From the listing below, pull each line that includes "aerosol".

— Start of Data provided —

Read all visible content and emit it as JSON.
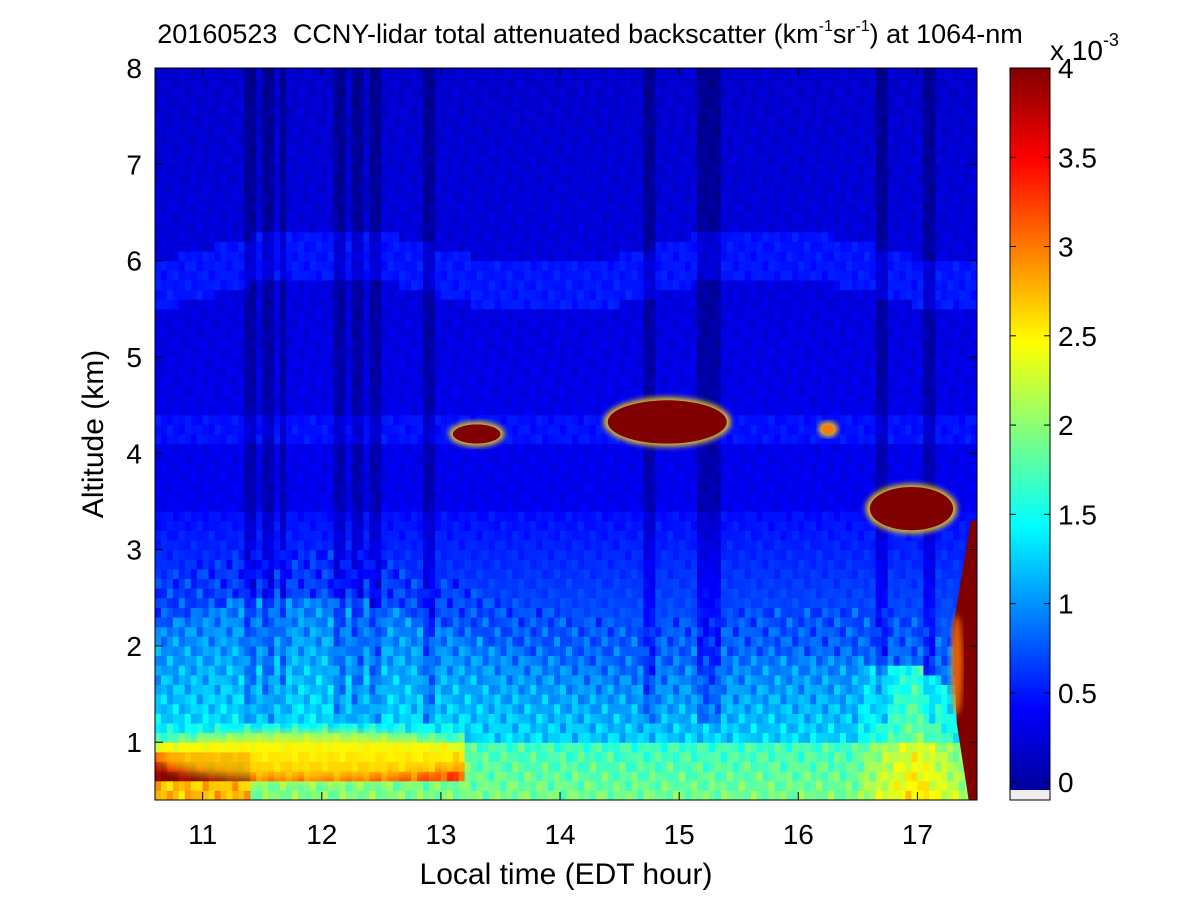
{
  "chart_data": {
    "type": "heatmap",
    "title": {
      "date": "20160523",
      "text_a": "CCNY-lidar total attenuated backscatter (km",
      "sup_a": "-1",
      "text_b": "sr",
      "sup_b": "-1",
      "text_c": ") at 1064-nm"
    },
    "xlabel": "Local time (EDT hour)",
    "ylabel": "Altitude (km)",
    "xlim": [
      10.6,
      17.5
    ],
    "ylim": [
      0.4,
      8
    ],
    "xticks": [
      11,
      12,
      13,
      14,
      15,
      16,
      17
    ],
    "yticks": [
      1,
      2,
      3,
      4,
      5,
      6,
      7,
      8
    ],
    "colorbar": {
      "colormap": "jet",
      "range": [
        -0.1,
        4
      ],
      "ticks": [
        0,
        0.5,
        1,
        1.5,
        2,
        2.5,
        3,
        3.5,
        4
      ],
      "tick_labels": [
        "0",
        "0.5",
        "1",
        "1.5",
        "2",
        "2.5",
        "3",
        "3.5",
        "4"
      ],
      "multiplier_base": "x 10",
      "multiplier_exponent": "-3",
      "units": "km-1 sr-1"
    },
    "features": [
      {
        "name": "boundary layer aerosol",
        "x_range": [
          10.6,
          17.5
        ],
        "altitude_km": [
          0.4,
          2.2
        ],
        "value_x1e-3": [
          1.0,
          2.5
        ]
      },
      {
        "name": "early boundary layer top",
        "x_range": [
          10.6,
          13.2
        ],
        "altitude_km": [
          0.6,
          1.5
        ],
        "value_x1e-3": [
          2.5,
          4.0
        ]
      },
      {
        "name": "thin cloud",
        "x_range": [
          13.1,
          13.5
        ],
        "altitude_km": [
          4.1,
          4.3
        ],
        "value_x1e-3": [
          4,
          4
        ]
      },
      {
        "name": "cloud",
        "x_range": [
          14.4,
          15.4
        ],
        "altitude_km": [
          4.1,
          4.55
        ],
        "value_x1e-3": [
          4,
          4
        ]
      },
      {
        "name": "small cloud",
        "x_range": [
          16.2,
          16.3
        ],
        "altitude_km": [
          4.2,
          4.3
        ],
        "value_x1e-3": [
          2,
          3
        ]
      },
      {
        "name": "cloud",
        "x_range": [
          16.6,
          17.3
        ],
        "altitude_km": [
          3.2,
          3.65
        ],
        "value_x1e-3": [
          4,
          4
        ]
      },
      {
        "name": "low cloud and precipitation",
        "x_range": [
          17.25,
          17.5
        ],
        "altitude_km": [
          0.4,
          3.3
        ],
        "value_x1e-3": [
          4,
          4
        ]
      },
      {
        "name": "elevated aerosol layer",
        "x_range": [
          10.6,
          17.5
        ],
        "altitude_km": [
          5.6,
          6.3
        ],
        "value_x1e-3": [
          0.3,
          0.6
        ]
      },
      {
        "name": "free troposphere",
        "x_range": [
          10.6,
          17.5
        ],
        "altitude_km": [
          3.5,
          8
        ],
        "value_x1e-3": [
          0.1,
          0.4
        ]
      }
    ]
  }
}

— End of Data provided —

◆ **Task output**:
        "name": "boundary layer aerosol",
        "name": "elevated aerosol layer",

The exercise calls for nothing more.